— Your instructions —
Here are some records; copy every line that holds the word "this".
[Start]
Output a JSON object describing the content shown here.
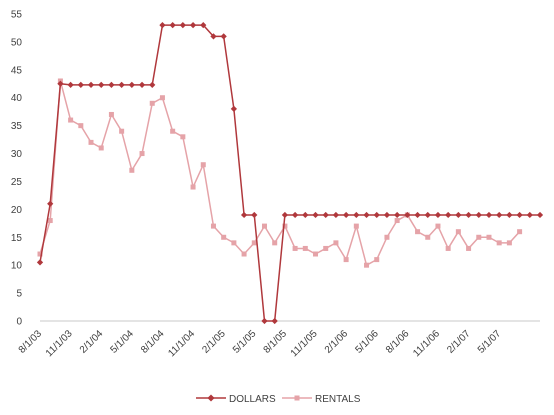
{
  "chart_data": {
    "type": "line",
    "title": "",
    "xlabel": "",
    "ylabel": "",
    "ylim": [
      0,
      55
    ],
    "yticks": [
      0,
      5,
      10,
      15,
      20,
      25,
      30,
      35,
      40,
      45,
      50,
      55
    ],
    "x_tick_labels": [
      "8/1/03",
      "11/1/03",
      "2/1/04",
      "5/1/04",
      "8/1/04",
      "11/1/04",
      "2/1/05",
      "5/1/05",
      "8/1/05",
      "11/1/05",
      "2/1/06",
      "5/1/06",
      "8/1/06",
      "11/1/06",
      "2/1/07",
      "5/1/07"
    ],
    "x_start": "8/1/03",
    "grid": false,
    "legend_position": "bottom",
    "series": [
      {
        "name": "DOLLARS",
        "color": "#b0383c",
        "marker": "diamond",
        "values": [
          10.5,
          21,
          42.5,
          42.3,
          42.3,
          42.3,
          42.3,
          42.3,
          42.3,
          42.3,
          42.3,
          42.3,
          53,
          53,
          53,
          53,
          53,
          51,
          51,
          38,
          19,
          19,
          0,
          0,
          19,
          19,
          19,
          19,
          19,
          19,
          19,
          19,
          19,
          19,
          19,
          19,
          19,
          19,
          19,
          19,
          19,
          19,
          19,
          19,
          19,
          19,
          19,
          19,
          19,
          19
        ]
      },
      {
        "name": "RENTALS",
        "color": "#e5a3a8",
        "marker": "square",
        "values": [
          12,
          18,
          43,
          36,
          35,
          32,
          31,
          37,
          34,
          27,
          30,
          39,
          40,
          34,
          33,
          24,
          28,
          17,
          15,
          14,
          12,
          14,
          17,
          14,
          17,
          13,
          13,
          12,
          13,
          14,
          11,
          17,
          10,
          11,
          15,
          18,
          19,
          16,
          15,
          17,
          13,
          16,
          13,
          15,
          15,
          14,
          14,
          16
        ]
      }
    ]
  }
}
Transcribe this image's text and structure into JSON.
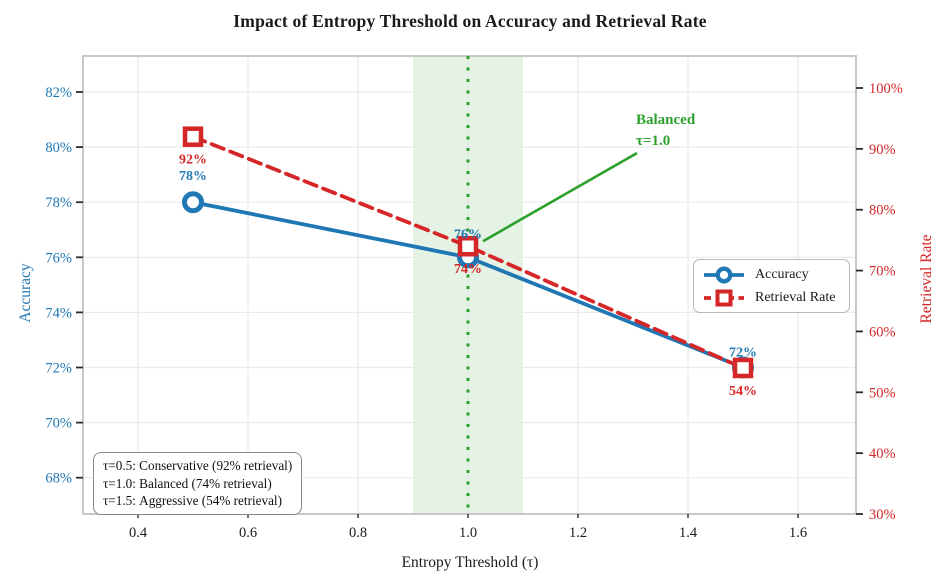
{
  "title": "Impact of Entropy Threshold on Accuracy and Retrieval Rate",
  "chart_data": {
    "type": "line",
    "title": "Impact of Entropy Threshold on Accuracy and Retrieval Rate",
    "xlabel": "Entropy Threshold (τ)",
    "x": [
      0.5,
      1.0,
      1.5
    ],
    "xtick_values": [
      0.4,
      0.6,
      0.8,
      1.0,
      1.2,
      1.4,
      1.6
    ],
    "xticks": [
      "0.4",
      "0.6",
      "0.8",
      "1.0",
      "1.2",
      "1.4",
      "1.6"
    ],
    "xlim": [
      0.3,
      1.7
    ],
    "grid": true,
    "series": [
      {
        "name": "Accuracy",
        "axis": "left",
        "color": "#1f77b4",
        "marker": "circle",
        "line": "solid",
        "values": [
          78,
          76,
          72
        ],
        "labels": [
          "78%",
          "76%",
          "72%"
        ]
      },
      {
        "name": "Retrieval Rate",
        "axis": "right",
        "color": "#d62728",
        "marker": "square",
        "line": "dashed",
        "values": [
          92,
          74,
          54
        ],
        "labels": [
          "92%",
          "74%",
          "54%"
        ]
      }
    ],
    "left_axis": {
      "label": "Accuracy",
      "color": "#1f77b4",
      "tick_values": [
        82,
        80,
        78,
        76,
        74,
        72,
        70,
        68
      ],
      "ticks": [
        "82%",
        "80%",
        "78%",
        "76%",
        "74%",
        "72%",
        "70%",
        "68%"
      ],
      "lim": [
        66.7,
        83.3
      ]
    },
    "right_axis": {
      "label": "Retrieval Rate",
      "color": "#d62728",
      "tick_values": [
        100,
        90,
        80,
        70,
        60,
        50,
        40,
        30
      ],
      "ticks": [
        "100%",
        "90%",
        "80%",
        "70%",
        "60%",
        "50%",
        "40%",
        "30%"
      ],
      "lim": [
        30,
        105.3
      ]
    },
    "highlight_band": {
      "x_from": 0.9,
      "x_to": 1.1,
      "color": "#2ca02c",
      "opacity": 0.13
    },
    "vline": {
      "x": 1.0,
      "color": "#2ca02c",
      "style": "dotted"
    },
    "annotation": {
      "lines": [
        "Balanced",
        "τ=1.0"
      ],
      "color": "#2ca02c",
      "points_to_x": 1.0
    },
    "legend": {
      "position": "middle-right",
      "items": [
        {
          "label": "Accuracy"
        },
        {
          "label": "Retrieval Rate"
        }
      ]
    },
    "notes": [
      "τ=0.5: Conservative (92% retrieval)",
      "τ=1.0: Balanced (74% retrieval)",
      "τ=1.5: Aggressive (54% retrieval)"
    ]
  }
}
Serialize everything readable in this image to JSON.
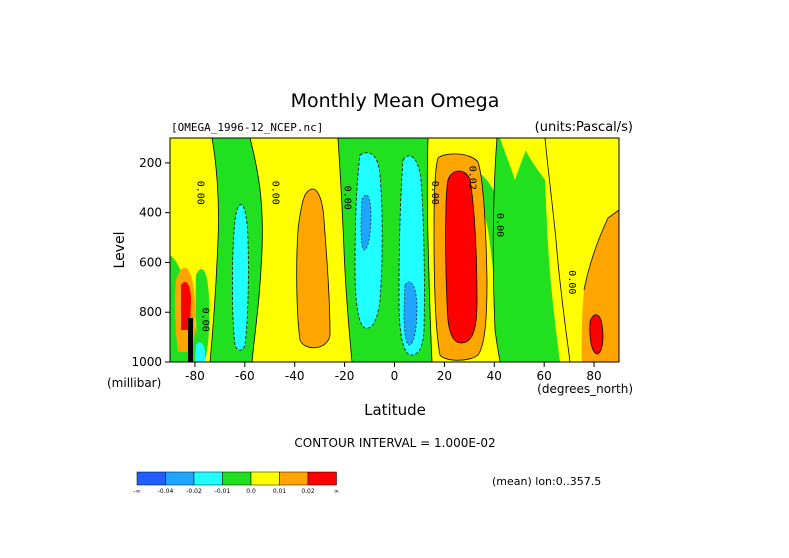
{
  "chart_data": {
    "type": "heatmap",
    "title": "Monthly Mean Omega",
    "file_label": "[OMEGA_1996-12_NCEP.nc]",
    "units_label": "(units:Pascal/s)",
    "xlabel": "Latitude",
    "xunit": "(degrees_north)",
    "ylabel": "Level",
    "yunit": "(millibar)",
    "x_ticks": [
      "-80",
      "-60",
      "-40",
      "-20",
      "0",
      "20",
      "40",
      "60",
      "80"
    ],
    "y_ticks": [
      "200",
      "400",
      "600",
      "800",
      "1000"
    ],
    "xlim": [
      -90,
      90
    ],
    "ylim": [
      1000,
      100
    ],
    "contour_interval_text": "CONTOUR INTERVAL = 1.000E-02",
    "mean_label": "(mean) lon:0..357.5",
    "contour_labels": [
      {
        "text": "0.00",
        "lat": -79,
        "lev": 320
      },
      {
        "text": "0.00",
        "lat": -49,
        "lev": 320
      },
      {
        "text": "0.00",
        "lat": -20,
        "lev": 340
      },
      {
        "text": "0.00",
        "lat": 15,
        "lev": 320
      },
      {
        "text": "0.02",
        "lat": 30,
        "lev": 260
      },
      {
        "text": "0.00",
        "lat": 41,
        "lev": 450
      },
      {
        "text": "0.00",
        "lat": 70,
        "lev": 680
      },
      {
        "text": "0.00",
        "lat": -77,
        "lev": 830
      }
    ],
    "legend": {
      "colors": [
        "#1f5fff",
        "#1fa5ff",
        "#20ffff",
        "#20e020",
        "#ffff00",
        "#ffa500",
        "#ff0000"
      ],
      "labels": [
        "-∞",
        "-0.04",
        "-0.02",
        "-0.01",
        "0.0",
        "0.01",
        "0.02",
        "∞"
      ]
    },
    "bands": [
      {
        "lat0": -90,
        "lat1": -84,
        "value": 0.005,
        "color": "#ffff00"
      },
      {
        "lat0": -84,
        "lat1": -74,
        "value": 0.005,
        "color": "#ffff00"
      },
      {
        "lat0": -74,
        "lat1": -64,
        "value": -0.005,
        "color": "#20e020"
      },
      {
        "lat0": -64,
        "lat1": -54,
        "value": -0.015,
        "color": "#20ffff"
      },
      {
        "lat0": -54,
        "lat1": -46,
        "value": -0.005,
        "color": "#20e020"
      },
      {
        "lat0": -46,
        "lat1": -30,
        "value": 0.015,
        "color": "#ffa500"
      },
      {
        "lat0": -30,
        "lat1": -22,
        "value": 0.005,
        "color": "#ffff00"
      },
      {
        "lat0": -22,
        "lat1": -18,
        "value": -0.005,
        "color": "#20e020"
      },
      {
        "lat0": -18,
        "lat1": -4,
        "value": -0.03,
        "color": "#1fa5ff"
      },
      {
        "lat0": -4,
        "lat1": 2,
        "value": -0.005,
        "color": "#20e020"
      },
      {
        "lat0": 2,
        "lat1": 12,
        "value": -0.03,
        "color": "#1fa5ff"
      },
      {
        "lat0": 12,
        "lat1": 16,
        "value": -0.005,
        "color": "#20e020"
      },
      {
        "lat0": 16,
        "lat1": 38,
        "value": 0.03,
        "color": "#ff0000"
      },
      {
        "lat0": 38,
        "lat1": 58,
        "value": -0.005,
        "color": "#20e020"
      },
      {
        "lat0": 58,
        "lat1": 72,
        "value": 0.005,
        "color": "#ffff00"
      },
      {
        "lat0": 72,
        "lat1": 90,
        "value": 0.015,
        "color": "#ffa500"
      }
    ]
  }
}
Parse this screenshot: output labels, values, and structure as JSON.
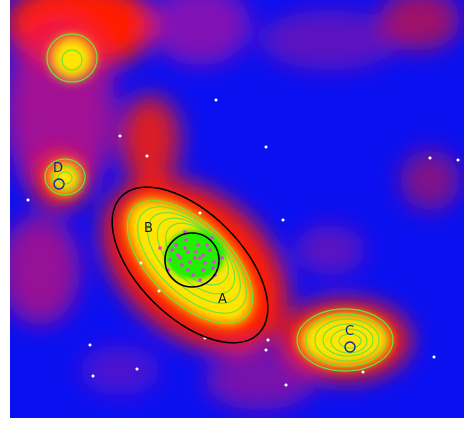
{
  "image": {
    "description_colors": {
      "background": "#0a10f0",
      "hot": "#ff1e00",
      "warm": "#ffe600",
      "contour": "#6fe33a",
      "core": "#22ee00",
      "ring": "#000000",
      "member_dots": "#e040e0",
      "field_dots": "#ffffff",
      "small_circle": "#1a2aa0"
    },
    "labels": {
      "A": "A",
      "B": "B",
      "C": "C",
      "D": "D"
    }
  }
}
[End]
— Exercise answer —
Transcribe this image's text and structure into JSON.
Serialize everything readable in this image to JSON.
Parse this screenshot: output labels, values, and structure as JSON.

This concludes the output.